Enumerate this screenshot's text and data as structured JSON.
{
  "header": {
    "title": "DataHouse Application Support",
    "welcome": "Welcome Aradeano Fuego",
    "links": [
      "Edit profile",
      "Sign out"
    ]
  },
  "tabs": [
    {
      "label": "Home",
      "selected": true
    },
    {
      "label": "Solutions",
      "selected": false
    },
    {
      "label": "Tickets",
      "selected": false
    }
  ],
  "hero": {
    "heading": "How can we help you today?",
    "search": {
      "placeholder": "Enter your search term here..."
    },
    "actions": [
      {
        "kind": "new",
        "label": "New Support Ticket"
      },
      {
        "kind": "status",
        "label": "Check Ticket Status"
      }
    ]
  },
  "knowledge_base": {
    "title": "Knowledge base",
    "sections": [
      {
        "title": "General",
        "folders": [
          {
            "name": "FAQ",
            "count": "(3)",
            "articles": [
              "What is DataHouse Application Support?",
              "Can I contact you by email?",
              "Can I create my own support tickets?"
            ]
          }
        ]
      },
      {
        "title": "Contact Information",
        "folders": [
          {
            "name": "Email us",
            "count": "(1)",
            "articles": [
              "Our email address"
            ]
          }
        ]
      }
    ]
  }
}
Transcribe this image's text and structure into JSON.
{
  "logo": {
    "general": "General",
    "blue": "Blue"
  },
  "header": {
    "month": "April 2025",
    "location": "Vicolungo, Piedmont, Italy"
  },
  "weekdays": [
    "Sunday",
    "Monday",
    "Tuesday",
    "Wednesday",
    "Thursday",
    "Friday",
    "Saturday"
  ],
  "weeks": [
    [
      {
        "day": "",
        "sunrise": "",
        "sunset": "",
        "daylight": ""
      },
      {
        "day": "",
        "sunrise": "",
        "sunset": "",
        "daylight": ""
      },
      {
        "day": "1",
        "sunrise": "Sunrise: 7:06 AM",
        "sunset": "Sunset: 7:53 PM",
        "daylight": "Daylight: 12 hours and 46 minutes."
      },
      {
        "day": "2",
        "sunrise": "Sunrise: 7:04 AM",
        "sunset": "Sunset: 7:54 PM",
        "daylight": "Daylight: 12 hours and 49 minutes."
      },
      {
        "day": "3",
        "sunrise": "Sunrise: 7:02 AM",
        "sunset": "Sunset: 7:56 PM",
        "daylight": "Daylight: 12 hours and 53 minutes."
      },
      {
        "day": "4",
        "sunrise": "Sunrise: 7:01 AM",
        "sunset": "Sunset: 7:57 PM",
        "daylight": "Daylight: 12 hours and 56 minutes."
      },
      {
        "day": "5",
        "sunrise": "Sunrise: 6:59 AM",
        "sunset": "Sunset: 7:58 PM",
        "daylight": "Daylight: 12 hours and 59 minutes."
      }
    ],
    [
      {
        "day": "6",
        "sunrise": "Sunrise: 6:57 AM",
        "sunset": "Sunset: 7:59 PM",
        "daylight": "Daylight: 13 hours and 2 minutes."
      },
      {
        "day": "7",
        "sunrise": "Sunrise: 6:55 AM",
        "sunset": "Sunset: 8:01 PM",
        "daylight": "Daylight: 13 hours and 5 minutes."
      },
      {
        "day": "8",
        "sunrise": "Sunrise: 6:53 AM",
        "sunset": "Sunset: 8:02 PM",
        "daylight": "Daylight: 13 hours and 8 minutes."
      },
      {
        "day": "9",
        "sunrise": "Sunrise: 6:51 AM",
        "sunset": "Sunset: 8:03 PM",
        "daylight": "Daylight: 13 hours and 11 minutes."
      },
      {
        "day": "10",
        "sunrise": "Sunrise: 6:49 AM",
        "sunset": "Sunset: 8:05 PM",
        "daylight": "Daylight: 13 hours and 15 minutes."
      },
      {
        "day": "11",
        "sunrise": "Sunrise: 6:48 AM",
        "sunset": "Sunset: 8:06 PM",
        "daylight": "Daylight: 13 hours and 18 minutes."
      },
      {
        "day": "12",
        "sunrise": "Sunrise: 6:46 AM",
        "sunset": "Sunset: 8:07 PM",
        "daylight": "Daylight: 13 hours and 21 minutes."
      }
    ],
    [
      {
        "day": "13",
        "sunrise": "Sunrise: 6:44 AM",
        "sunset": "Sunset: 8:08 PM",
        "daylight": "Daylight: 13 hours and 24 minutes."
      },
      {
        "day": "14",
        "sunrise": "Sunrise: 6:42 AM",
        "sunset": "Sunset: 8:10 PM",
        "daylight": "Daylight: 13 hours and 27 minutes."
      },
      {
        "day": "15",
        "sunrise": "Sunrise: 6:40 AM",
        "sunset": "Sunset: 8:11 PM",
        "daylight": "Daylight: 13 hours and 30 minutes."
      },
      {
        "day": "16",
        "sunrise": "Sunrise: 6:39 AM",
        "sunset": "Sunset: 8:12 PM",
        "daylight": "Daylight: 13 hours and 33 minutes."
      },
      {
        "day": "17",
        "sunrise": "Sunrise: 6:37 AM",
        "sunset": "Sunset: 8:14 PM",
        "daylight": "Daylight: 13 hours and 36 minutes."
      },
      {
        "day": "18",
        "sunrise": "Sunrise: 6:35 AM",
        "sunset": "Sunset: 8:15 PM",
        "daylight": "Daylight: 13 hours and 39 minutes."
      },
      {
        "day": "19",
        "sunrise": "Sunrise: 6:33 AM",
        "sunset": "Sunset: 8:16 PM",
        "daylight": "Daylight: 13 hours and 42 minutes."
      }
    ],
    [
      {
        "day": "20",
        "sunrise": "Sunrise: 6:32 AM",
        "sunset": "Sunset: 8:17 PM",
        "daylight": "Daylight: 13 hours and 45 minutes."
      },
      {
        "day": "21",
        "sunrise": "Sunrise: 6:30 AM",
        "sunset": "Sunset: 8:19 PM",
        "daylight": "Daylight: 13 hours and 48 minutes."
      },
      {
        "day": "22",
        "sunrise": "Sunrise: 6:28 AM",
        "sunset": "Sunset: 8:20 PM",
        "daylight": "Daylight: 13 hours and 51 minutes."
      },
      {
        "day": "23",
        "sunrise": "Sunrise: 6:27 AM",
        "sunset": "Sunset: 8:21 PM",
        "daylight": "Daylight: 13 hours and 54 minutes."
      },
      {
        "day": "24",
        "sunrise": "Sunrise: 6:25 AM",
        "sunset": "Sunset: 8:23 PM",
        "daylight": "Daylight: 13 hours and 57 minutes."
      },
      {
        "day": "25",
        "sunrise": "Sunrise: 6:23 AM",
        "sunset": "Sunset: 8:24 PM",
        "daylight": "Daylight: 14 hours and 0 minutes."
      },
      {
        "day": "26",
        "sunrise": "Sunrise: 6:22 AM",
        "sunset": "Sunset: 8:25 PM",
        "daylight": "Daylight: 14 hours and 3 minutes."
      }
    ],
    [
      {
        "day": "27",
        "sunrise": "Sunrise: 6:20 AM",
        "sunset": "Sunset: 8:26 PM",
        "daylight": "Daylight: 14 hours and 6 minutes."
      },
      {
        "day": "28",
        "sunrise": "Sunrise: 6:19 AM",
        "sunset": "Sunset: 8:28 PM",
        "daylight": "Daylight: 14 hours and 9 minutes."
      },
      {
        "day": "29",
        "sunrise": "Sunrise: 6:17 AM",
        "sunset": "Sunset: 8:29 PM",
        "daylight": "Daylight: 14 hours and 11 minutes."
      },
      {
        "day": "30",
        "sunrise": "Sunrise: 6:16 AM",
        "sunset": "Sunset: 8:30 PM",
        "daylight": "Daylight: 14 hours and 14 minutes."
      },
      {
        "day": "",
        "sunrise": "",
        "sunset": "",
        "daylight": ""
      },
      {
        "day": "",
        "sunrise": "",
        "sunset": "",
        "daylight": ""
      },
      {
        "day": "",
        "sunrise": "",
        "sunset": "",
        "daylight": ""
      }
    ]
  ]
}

— WRITTEN REQUEST —
Write out every line of the listing that holds the word "Application".

— THE REPLY —
    "title": "DataHouse Application Support",
              "What is DataHouse Application Support?",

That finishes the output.